__Stored data__

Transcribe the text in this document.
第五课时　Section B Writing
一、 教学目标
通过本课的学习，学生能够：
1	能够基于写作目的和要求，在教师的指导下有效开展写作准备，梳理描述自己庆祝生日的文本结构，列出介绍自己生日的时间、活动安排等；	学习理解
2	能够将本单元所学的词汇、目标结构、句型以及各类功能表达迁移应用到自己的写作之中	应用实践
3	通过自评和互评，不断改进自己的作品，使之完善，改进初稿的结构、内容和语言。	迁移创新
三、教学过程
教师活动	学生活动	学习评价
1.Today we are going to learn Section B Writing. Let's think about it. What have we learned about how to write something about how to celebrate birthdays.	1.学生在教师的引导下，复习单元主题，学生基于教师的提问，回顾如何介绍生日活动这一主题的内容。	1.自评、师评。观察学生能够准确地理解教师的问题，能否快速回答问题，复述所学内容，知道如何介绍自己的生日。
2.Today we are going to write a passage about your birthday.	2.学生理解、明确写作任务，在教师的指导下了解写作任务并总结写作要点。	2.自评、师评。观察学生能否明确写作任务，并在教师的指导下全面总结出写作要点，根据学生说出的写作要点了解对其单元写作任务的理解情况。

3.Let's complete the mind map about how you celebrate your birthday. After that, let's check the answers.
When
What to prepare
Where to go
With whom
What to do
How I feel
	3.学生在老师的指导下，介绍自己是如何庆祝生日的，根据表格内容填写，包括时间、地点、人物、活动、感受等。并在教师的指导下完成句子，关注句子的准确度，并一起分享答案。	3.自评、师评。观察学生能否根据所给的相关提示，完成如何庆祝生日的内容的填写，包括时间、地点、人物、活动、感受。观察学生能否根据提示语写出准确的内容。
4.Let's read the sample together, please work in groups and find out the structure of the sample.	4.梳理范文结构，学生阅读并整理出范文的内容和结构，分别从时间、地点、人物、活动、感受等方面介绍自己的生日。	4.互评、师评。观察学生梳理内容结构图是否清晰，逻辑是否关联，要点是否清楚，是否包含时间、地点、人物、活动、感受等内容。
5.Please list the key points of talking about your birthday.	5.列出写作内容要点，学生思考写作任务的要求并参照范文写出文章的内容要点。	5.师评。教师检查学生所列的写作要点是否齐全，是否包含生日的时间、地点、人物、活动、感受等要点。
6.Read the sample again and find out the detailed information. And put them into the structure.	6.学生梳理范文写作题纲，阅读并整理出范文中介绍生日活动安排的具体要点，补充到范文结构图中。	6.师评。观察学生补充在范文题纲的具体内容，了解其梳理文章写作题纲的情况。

__Written exercise__
Select and copy each line from the data that includes the word "Writing".

__Worked answer__
第五课时　Section B Writing
1.Today we are going to learn Section B Writing. Let's think about it. What have we learned about how to write something about how to celebrate birthdays.	1.学生在教师的引导下，复习单元主题，学生基于教师的提问，回顾如何介绍生日活动这一主题的内容。	1.自评、师评。观察学生能够准确地理解教师的问题，能否快速回答问题，复述所学内容，知道如何介绍自己的生日。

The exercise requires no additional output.